◆ **Task to carry out**: Copy out every line containing the word "their".

Data items:
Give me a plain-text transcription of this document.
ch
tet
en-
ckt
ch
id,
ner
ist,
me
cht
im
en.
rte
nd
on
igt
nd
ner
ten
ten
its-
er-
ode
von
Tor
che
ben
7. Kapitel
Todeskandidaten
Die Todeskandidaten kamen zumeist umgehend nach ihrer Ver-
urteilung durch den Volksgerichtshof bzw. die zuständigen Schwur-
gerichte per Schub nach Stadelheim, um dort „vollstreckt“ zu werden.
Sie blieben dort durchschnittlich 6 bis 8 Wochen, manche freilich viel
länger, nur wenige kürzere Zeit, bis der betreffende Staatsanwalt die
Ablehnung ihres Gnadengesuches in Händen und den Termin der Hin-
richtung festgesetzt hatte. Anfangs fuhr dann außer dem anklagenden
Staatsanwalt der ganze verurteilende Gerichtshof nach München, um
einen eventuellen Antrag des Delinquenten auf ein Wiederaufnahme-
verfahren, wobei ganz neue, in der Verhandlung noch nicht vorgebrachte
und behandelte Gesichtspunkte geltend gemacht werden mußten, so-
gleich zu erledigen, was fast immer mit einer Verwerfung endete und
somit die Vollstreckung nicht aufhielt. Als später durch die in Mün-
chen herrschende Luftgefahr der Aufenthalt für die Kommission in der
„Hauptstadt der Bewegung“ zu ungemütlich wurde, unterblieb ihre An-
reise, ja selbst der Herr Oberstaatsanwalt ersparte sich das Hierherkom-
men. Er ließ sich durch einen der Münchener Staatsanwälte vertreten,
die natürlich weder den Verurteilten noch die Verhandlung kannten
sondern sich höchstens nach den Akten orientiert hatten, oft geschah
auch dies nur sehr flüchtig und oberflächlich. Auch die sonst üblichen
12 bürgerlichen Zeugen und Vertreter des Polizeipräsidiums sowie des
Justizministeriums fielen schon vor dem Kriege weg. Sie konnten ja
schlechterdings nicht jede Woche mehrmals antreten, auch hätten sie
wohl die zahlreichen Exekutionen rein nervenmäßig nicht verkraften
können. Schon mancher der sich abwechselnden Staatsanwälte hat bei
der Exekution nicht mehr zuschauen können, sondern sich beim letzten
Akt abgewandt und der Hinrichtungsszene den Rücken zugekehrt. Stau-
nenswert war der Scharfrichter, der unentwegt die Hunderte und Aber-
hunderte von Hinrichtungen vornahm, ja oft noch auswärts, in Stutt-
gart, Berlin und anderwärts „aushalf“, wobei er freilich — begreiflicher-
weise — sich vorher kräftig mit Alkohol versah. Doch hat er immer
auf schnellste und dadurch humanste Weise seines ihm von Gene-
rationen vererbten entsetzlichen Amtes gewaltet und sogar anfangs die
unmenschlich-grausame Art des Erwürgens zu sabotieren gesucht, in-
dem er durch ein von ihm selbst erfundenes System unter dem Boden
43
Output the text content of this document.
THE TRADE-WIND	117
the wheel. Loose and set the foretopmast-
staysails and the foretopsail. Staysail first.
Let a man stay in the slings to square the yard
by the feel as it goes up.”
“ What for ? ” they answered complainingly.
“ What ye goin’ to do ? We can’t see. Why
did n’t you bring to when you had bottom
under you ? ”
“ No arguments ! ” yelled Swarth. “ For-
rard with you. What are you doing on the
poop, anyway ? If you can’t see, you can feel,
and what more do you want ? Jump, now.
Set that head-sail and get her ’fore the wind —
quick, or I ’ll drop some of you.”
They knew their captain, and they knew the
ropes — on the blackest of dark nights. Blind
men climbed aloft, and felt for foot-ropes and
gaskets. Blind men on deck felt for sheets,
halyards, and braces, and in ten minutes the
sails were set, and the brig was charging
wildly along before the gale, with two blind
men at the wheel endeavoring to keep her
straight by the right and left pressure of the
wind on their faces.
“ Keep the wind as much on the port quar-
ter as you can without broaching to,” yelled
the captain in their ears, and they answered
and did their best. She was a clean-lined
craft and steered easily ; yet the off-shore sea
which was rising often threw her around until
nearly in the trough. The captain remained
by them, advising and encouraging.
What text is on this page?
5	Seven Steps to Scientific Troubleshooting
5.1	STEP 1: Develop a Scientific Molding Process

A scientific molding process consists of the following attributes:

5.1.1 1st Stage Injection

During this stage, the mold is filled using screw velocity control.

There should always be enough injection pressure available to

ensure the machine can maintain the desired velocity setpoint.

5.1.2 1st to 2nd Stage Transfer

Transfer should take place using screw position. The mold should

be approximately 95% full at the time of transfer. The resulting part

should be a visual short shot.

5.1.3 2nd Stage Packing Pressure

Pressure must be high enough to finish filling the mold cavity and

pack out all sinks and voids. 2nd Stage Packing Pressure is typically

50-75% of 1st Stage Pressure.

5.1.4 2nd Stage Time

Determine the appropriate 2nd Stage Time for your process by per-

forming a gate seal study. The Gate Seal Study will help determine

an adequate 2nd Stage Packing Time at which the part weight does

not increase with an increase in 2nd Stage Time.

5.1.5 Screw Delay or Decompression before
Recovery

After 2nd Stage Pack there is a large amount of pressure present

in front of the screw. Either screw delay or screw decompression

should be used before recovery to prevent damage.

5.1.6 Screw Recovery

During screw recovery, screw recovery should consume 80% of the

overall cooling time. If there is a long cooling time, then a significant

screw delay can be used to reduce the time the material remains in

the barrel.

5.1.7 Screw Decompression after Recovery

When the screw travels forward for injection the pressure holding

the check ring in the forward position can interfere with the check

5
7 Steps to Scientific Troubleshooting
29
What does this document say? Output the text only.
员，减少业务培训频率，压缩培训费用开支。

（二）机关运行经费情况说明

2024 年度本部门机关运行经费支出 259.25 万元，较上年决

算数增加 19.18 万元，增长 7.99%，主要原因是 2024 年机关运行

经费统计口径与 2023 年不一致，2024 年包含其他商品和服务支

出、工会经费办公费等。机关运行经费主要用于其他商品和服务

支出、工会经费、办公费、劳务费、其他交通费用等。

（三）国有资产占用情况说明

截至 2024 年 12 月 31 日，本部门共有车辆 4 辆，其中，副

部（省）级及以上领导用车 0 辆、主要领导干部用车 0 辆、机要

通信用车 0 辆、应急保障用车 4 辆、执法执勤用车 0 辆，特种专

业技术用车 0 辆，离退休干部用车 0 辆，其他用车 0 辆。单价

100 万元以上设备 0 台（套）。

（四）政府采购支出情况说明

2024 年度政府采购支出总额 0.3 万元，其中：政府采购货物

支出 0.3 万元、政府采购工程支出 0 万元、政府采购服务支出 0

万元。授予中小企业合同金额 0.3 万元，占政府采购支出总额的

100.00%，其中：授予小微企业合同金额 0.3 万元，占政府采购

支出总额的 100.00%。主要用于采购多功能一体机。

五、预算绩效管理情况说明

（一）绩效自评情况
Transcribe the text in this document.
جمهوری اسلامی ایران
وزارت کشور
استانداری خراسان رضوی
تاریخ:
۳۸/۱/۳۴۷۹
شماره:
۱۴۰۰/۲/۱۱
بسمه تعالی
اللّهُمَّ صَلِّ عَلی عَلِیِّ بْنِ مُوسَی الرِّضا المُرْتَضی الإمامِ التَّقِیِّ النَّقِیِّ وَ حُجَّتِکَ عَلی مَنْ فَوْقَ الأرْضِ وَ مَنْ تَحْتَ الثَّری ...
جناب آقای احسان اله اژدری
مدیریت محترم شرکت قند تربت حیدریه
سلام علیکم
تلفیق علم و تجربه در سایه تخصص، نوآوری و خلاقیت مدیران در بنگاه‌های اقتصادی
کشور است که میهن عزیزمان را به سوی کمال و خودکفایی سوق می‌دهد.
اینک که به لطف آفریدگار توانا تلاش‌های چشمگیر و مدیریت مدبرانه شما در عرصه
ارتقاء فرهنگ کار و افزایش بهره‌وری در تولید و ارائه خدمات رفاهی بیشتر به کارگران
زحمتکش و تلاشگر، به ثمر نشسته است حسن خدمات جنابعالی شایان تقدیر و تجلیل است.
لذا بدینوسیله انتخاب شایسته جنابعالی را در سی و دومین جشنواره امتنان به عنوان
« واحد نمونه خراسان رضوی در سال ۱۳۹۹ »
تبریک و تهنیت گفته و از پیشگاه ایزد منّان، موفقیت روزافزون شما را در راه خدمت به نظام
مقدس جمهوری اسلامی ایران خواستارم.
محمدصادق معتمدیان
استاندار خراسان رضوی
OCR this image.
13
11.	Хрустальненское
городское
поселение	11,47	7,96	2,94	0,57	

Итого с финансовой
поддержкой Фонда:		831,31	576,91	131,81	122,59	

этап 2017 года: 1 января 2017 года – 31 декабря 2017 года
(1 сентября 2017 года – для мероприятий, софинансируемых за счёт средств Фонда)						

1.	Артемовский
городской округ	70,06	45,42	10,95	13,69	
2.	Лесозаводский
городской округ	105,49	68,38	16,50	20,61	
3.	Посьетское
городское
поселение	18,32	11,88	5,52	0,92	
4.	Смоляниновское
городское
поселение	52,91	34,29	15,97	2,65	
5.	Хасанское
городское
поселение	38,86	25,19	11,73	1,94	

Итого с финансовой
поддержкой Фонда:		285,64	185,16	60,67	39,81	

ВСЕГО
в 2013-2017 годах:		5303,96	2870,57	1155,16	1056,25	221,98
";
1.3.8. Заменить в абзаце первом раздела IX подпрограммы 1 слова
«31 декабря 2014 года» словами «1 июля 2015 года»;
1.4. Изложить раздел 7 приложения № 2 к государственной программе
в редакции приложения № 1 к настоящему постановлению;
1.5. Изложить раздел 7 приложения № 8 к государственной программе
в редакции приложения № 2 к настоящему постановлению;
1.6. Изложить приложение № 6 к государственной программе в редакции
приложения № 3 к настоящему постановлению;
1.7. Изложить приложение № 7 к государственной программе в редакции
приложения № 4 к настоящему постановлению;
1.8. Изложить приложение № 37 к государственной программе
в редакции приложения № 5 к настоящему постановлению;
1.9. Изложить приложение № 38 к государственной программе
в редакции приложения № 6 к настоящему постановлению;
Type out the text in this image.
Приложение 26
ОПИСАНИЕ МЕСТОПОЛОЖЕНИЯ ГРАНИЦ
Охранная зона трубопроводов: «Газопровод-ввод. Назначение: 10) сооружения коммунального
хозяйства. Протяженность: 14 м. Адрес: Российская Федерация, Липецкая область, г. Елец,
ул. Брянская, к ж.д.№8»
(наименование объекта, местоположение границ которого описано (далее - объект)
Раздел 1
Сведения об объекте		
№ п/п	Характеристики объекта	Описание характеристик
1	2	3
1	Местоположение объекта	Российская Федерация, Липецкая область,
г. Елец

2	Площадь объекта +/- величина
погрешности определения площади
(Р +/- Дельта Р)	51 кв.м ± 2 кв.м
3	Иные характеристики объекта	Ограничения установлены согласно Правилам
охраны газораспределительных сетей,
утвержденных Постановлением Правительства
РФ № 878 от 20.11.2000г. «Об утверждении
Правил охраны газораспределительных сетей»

◆ **Output**:
They knew their captain, and they knew the
wind on their faces.
the captain in their ears, and they answered
and did their best. She was a clean-lined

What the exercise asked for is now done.